## Problem
Repeat all entries exactly.
- - - - -
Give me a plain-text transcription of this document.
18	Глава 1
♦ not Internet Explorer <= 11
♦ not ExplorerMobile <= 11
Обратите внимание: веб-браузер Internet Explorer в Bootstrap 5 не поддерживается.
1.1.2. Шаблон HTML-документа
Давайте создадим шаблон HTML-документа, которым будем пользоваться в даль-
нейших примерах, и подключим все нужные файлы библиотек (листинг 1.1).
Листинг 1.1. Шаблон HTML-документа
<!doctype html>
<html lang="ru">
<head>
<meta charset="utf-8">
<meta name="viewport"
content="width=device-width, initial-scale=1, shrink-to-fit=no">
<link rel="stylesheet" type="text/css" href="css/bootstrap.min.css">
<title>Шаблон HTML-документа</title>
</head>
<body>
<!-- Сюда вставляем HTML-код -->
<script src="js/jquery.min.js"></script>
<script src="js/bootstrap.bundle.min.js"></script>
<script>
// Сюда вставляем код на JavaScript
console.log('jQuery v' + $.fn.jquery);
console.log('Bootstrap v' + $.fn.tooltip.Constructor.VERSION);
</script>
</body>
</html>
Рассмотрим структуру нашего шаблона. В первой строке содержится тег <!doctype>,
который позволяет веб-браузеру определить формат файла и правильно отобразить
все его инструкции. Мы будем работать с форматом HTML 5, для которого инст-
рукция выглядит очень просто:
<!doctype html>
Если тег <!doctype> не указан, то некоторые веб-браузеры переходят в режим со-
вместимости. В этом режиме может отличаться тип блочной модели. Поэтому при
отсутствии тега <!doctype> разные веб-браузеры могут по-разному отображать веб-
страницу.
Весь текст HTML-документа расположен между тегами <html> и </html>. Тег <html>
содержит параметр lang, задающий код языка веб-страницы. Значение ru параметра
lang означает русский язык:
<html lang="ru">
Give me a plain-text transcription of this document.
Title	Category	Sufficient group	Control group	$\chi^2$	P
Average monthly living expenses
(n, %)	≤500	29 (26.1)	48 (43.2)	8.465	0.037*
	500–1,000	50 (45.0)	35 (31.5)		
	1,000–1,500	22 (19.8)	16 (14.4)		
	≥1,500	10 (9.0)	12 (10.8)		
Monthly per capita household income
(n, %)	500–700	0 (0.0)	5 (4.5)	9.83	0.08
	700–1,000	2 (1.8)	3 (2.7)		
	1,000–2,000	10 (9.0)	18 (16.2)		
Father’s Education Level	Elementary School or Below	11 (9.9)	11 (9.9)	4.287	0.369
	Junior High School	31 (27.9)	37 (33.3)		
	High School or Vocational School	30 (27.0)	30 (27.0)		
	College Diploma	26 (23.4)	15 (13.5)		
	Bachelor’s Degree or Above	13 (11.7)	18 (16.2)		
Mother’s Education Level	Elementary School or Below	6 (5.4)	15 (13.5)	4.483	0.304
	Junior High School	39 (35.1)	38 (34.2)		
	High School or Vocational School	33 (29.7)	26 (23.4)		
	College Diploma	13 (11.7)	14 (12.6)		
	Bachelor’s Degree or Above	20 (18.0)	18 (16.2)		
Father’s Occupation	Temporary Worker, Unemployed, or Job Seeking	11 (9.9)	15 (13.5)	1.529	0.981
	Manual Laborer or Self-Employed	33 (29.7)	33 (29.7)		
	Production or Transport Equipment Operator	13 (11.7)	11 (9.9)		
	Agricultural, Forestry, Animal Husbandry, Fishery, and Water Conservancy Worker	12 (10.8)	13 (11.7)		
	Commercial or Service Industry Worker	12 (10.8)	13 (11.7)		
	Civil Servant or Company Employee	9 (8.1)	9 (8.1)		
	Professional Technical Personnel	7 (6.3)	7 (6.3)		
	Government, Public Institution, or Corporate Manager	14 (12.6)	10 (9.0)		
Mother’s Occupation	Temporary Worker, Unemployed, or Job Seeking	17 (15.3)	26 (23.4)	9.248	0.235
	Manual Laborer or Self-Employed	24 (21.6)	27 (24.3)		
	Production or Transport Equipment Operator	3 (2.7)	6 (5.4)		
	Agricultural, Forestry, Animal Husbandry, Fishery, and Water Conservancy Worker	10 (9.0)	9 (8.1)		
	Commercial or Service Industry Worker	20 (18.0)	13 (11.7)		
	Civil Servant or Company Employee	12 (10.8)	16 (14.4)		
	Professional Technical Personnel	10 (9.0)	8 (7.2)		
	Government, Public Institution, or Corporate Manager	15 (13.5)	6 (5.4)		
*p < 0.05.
- - - - -
## Exercise response
Give me a plain-text transcription of this document.
18	Глава 1
♦ not Internet Explorer <= 11
♦ not ExplorerMobile <= 11
Обратите внимание: веб-браузер Internet Explorer в Bootstrap 5 не поддерживается.
1.1.2. Шаблон HTML-документа
Давайте создадим шаблон HTML-документа, которым будем пользоваться в даль-
нейших примерах, и подключим все нужные файлы библиотек (листинг 1.1).
Листинг 1.1. Шаблон HTML-документа
<!doctype html>
<html lang="ru">
<head>
<meta charset="utf-8">
<meta name="viewport"
content="width=device-width, initial-scale=1, shrink-to-fit=no">
<link rel="stylesheet" type="text/css" href="css/bootstrap.min.css">
<title>Шаблон HTML-документа</title>
</head>
<body>
<!-- Сюда вставляем HTML-код -->
<script src="js/jquery.min.js"></script>
<script src="js/bootstrap.bundle.min.js"></script>
<script>
// Сюда вставляем код на JavaScript
console.log('jQuery v' + $.fn.jquery);
console.log('Bootstrap v' + $.fn.tooltip.Constructor.VERSION);
</script>
</body>
</html>
Рассмотрим структуру нашего шаблона. В первой строке содержится тег <!doctype>,
который позволяет веб-браузеру определить формат файла и правильно отобразить
все его инструкции. Мы будем работать с форматом HTML 5, для которого инст-
рукция выглядит очень просто:
<!doctype html>
Если тег <!doctype> не указан, то некоторые веб-браузеры переходят в режим со-
вместимости. В этом режиме может отличаться тип блочной модели. Поэтому при
отсутствии тега <!doctype> разные веб-браузеры могут по-разному отображать веб-
страницу.
Весь текст HTML-документа расположен между тегами <html> и </html>. Тег <html>
содержит параметр lang, задающий код языка веб-страницы. Значение ru параметра
lang означает русский язык:
<html lang="ru">
Give me a plain-text transcription of this document.
Title	Category	Sufficient group	Control group	$\chi^2$	P
Average monthly living expenses
(n, %)	≤500	29 (26.1)	48 (43.2)	8.465	0.037*
	500–1,000	50 (45.0)	35 (31.5)		
	1,000–1,500	22 (19.8)	16 (14.4)		
	≥1,500	10 (9.0)	12 (10.8)		
Monthly per capita household income
(n, %)	500–700	0 (0.0)	5 (4.5)	9.83	0.08
	700–1,000	2 (1.8)	3 (2.7)		
	1,000–2,000	10 (9.0)	18 (16.2)		
Father’s Education Level	Elementary School or Below	11 (9.9)	11 (9.9)	4.287	0.369
	Junior High School	31 (27.9)	37 (33.3)		
	High School or Vocational School	30 (27.0)	30 (27.0)		
	College Diploma	26 (23.4)	15 (13.5)		
	Bachelor’s Degree or Above	13 (11.7)	18 (16.2)		
Mother’s Education Level	Elementary School or Below	6 (5.4)	15 (13.5)	4.483	0.304
	Junior High School	39 (35.1)	38 (34.2)		
	High School or Vocational School	33 (29.7)	26 (23.4)		
	College Diploma	13 (11.7)	14 (12.6)		
	Bachelor’s Degree or Above	20 (18.0)	18 (16.2)		
Father’s Occupation	Temporary Worker, Unemployed, or Job Seeking	11 (9.9)	15 (13.5)	1.529	0.981
	Manual Laborer or Self-Employed	33 (29.7)	33 (29.7)		
	Production or Transport Equipment Operator	13 (11.7)	11 (9.9)		
	Agricultural, Forestry, Animal Husbandry, Fishery, and Water Conservancy Worker	12 (10.8)	13 (11.7)		
	Commercial or Service Industry Worker	12 (10.8)	13 (11.7)		
	Civil Servant or Company Employee	9 (8.1)	9 (8.1)		
	Professional Technical Personnel	7 (6.3)	7 (6.3)		
	Government, Public Institution, or Corporate Manager	14 (12.6)	10 (9.0)		
Mother’s Occupation	Temporary Worker, Unemployed, or Job Seeking	17 (15.3)	26 (23.4)	9.248	0.235
	Manual Laborer or Self-Employed	24 (21.6)	27 (24.3)		
	Production or Transport Equipment Operator	3 (2.7)	6 (5.4)		
	Agricultural, Forestry, Animal Husbandry, Fishery, and Water Conservancy Worker	10 (9.0)	9 (8.1)		
	Commercial or Service Industry Worker	20 (18.0)	13 (11.7)		
	Civil Servant or Company Employee	12 (10.8)	16 (14.4)		
	Professional Technical Personnel	10 (9.0)	8 (7.2)		
	Government, Public Institution, or Corporate Manager	15 (13.5)	6 (5.4)		
*p < 0.05.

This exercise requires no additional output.